Goal of the exercise – Go through the listing and return every line with "different" in it.
── Raw records ──
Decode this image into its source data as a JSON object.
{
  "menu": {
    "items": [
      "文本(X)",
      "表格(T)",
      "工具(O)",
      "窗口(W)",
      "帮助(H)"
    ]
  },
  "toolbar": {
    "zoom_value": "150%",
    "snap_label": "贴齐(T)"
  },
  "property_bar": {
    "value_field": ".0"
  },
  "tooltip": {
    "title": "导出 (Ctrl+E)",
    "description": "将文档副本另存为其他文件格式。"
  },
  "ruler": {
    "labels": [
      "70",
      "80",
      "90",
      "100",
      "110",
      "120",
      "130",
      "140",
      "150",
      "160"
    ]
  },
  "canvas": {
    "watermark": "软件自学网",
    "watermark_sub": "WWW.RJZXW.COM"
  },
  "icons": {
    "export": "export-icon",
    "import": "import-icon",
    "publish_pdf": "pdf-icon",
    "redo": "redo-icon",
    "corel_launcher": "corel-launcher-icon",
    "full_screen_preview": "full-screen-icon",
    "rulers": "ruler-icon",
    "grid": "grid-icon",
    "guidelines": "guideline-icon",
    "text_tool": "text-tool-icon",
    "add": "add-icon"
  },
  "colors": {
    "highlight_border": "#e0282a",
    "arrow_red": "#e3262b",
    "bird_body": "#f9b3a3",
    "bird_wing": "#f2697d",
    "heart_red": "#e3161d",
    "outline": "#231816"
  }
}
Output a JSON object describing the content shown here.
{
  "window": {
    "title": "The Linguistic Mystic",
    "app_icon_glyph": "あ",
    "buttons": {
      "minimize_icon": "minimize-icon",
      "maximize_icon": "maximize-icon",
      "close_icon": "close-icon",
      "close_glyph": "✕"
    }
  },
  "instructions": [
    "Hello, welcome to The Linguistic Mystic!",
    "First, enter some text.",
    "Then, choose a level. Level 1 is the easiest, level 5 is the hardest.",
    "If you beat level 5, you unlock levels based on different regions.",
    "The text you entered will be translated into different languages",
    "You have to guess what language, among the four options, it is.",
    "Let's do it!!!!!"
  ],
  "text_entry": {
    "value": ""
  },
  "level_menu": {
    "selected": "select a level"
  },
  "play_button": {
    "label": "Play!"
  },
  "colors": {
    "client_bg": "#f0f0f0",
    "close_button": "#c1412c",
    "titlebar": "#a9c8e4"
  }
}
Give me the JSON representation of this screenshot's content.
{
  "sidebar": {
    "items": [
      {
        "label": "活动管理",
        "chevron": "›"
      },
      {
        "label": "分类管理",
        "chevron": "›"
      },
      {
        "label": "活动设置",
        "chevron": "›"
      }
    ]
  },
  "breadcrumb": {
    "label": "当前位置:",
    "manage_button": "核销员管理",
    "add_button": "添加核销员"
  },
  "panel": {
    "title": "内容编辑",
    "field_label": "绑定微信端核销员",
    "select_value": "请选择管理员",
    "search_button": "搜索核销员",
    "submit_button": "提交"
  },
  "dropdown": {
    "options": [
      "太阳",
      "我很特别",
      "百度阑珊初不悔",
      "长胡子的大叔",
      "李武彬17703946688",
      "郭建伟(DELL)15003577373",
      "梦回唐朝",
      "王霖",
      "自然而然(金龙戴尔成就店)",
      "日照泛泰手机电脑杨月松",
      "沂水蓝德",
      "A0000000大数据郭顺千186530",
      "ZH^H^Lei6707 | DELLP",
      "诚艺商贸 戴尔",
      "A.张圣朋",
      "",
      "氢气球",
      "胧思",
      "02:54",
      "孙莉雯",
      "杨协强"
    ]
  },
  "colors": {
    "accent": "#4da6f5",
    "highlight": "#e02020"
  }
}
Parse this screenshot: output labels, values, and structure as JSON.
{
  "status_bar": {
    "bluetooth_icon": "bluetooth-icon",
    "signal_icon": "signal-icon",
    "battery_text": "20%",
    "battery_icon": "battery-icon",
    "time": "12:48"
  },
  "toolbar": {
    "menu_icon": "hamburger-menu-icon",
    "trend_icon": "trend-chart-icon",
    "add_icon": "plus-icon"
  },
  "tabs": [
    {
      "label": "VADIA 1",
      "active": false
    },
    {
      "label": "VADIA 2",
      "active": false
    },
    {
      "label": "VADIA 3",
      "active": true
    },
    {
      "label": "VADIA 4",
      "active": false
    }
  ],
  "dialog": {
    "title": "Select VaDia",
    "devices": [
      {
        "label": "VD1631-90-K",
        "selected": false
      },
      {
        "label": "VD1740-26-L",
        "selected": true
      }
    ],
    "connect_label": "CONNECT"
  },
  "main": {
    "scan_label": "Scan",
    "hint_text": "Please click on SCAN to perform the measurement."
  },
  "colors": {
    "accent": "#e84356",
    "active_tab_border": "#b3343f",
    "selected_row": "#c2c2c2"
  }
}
───
Problem solution –
    "If you beat level 5, you unlock levels based on different regions.",
    "The text you entered will be translated into different languages",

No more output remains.